WHAT YOU SHOULD DO: Without omitting anything, return the records precisely as given.

━━━━━━

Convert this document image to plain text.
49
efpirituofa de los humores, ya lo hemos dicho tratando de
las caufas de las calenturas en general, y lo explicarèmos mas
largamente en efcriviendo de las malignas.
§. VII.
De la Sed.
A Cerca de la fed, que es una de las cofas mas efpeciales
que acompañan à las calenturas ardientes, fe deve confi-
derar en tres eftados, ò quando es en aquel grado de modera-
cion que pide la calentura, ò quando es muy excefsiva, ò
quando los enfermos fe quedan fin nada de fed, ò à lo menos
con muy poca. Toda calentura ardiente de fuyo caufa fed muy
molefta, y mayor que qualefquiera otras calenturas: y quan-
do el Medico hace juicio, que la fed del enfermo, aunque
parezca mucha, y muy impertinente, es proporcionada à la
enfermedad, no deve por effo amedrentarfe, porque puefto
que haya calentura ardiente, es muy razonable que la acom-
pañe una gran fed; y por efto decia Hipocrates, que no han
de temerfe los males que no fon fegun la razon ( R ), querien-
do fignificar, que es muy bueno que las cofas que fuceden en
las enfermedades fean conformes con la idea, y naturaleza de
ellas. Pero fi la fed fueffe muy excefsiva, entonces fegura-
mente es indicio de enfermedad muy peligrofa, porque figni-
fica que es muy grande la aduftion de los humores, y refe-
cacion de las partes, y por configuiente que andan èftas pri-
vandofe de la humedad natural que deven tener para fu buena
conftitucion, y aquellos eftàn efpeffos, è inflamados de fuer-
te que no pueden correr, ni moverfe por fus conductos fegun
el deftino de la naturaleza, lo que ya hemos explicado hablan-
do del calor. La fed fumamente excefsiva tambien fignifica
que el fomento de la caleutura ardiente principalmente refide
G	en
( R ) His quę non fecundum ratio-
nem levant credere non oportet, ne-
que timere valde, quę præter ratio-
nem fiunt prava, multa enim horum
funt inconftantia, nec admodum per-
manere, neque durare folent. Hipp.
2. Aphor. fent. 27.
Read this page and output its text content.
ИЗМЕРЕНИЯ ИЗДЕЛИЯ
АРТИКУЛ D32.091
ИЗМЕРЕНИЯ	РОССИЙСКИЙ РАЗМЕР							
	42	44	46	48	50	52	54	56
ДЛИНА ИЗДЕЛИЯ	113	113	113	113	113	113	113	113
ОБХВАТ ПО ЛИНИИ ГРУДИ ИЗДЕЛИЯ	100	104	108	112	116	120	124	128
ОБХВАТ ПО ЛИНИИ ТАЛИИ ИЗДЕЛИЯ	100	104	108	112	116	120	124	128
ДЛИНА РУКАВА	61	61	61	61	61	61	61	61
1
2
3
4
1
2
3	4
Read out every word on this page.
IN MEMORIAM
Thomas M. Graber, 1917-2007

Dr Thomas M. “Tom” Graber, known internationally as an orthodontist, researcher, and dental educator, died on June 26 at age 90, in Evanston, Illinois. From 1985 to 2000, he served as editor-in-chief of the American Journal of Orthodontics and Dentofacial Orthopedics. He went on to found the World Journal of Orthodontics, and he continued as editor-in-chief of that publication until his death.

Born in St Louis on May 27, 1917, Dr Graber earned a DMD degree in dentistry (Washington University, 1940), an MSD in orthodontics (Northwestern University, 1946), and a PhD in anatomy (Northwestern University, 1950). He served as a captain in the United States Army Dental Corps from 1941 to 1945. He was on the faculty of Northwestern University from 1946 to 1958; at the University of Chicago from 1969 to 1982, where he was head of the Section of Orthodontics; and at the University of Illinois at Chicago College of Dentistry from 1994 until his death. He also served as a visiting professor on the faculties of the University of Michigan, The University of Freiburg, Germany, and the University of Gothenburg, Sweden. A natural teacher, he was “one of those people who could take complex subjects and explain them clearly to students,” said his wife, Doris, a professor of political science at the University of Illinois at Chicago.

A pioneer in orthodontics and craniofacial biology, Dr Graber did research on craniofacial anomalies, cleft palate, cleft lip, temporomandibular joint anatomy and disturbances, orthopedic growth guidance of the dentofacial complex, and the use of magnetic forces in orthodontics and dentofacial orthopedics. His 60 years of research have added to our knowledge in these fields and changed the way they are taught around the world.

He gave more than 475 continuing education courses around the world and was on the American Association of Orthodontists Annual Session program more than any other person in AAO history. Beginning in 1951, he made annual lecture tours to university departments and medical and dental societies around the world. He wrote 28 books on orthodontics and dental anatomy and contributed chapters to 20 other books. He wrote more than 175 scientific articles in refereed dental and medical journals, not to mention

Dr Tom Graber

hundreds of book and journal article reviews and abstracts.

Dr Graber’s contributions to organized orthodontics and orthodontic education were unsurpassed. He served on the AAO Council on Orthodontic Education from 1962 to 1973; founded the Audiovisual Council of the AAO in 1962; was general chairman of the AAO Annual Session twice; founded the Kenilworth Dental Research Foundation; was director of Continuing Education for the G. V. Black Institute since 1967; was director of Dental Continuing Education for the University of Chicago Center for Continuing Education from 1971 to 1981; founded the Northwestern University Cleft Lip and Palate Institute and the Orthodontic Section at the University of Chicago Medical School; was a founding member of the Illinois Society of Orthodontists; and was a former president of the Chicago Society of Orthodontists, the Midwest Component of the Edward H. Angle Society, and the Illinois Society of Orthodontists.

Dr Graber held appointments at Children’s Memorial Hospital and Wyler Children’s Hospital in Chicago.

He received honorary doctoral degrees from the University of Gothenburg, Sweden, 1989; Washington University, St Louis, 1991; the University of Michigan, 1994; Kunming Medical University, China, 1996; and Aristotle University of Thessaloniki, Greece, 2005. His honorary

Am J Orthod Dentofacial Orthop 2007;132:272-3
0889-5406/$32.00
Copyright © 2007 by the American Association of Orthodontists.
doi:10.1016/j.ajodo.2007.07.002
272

━━━━━━

OUTPUT BELOW:
Convert this document image to plain text.
49
efpirituofa de los humores, ya lo hemos dicho tratando de
las caufas de las calenturas en general, y lo explicarèmos mas
largamente en efcriviendo de las malignas.
§. VII.
De la Sed.
A Cerca de la fed, que es una de las cofas mas efpeciales
que acompañan à las calenturas ardientes, fe deve confi-
derar en tres eftados, ò quando es en aquel grado de modera-
cion que pide la calentura, ò quando es muy excefsiva, ò
quando los enfermos fe quedan fin nada de fed, ò à lo menos
con muy poca. Toda calentura ardiente de fuyo caufa fed muy
molefta, y mayor que qualefquiera otras calenturas: y quan-
do el Medico hace juicio, que la fed del enfermo, aunque
parezca mucha, y muy impertinente, es proporcionada à la
enfermedad, no deve por effo amedrentarfe, porque puefto
que haya calentura ardiente, es muy razonable que la acom-
pañe una gran fed; y por efto decia Hipocrates, que no han
de temerfe los males que no fon fegun la razon ( R ), querien-
do fignificar, que es muy bueno que las cofas que fuceden en
las enfermedades fean conformes con la idea, y naturaleza de
ellas. Pero fi la fed fueffe muy excefsiva, entonces fegura-
mente es indicio de enfermedad muy peligrofa, porque figni-
fica que es muy grande la aduftion de los humores, y refe-
cacion de las partes, y por configuiente que andan èftas pri-
vandofe de la humedad natural que deven tener para fu buena
conftitucion, y aquellos eftàn efpeffos, è inflamados de fuer-
te que no pueden correr, ni moverfe por fus conductos fegun
el deftino de la naturaleza, lo que ya hemos explicado hablan-
do del calor. La fed fumamente excefsiva tambien fignifica
que el fomento de la caleutura ardiente principalmente refide
G	en
( R ) His quę non fecundum ratio-
nem levant credere non oportet, ne-
que timere valde, quę præter ratio-
nem fiunt prava, multa enim horum
funt inconftantia, nec admodum per-
manere, neque durare folent. Hipp.
2. Aphor. fent. 27.
Read this page and output its text content.
ИЗМЕРЕНИЯ ИЗДЕЛИЯ
АРТИКУЛ D32.091
ИЗМЕРЕНИЯ	РОССИЙСКИЙ РАЗМЕР							
	42	44	46	48	50	52	54	56
ДЛИНА ИЗДЕЛИЯ	113	113	113	113	113	113	113	113
ОБХВАТ ПО ЛИНИИ ГРУДИ ИЗДЕЛИЯ	100	104	108	112	116	120	124	128
ОБХВАТ ПО ЛИНИИ ТАЛИИ ИЗДЕЛИЯ	100	104	108	112	116	120	124	128
ДЛИНА РУКАВА	61	61	61	61	61	61	61	61
1
2
3
4
1
2
3	4
Read out every word on this page.
IN MEMORIAM
Thomas M. Graber, 1917-2007

Dr Thomas M. “Tom” Graber, known internationally as an orthodontist, researcher, and dental educator, died on June 26 at age 90, in Evanston, Illinois. From 1985 to 2000, he served as editor-in-chief of the American Journal of Orthodontics and Dentofacial Orthopedics. He went on to found the World Journal of Orthodontics, and he continued as editor-in-chief of that publication until his death.

Born in St Louis on May 27, 1917, Dr Graber earned a DMD degree in dentistry (Washington University, 1940), an MSD in orthodontics (Northwestern University, 1946), and a PhD in anatomy (Northwestern University, 1950). He served as a captain in the United States Army Dental Corps from 1941 to 1945. He was on the faculty of Northwestern University from 1946 to 1958; at the University of Chicago from 1969 to 1982, where he was head of the Section of Orthodontics; and at the University of Illinois at Chicago College of Dentistry from 1994 until his death. He also served as a visiting professor on the faculties of the University of Michigan, The University of Freiburg, Germany, and the University of Gothenburg, Sweden. A natural teacher, he was “one of those people who could take complex subjects and explain them clearly to students,” said his wife, Doris, a professor of political science at the University of Illinois at Chicago.

A pioneer in orthodontics and craniofacial biology, Dr Graber did research on craniofacial anomalies, cleft palate, cleft lip, temporomandibular joint anatomy and disturbances, orthopedic growth guidance of the dentofacial complex, and the use of magnetic forces in orthodontics and dentofacial orthopedics. His 60 years of research have added to our knowledge in these fields and changed the way they are taught around the world.

He gave more than 475 continuing education courses around the world and was on the American Association of Orthodontists Annual Session program more than any other person in AAO history. Beginning in 1951, he made annual lecture tours to university departments and medical and dental societies around the world. He wrote 28 books on orthodontics and dental anatomy and contributed chapters to 20 other books. He wrote more than 175 scientific articles in refereed dental and medical journals, not to mention

Dr Tom Graber

hundreds of book and journal article reviews and abstracts.

Dr Graber’s contributions to organized orthodontics and orthodontic education were unsurpassed. He served on the AAO Council on Orthodontic Education from 1962 to 1973; founded the Audiovisual Council of the AAO in 1962; was general chairman of the AAO Annual Session twice; founded the Kenilworth Dental Research Foundation; was director of Continuing Education for the G. V. Black Institute since 1967; was director of Dental Continuing Education for the University of Chicago Center for Continuing Education from 1971 to 1981; founded the Northwestern University Cleft Lip and Palate Institute and the Orthodontic Section at the University of Chicago Medical School; was a founding member of the Illinois Society of Orthodontists; and was a former president of the Chicago Society of Orthodontists, the Midwest Component of the Edward H. Angle Society, and the Illinois Society of Orthodontists.

Dr Graber held appointments at Children’s Memorial Hospital and Wyler Children’s Hospital in Chicago.

He received honorary doctoral degrees from the University of Gothenburg, Sweden, 1989; Washington University, St Louis, 1991; the University of Michigan, 1994; Kunming Medical University, China, 1996; and Aristotle University of Thessaloniki, Greece, 2005. His honorary

Am J Orthod Dentofacial Orthop 2007;132:272-3
0889-5406/$32.00
Copyright © 2007 by the American Association of Orthodontists.
doi:10.1016/j.ajodo.2007.07.002
272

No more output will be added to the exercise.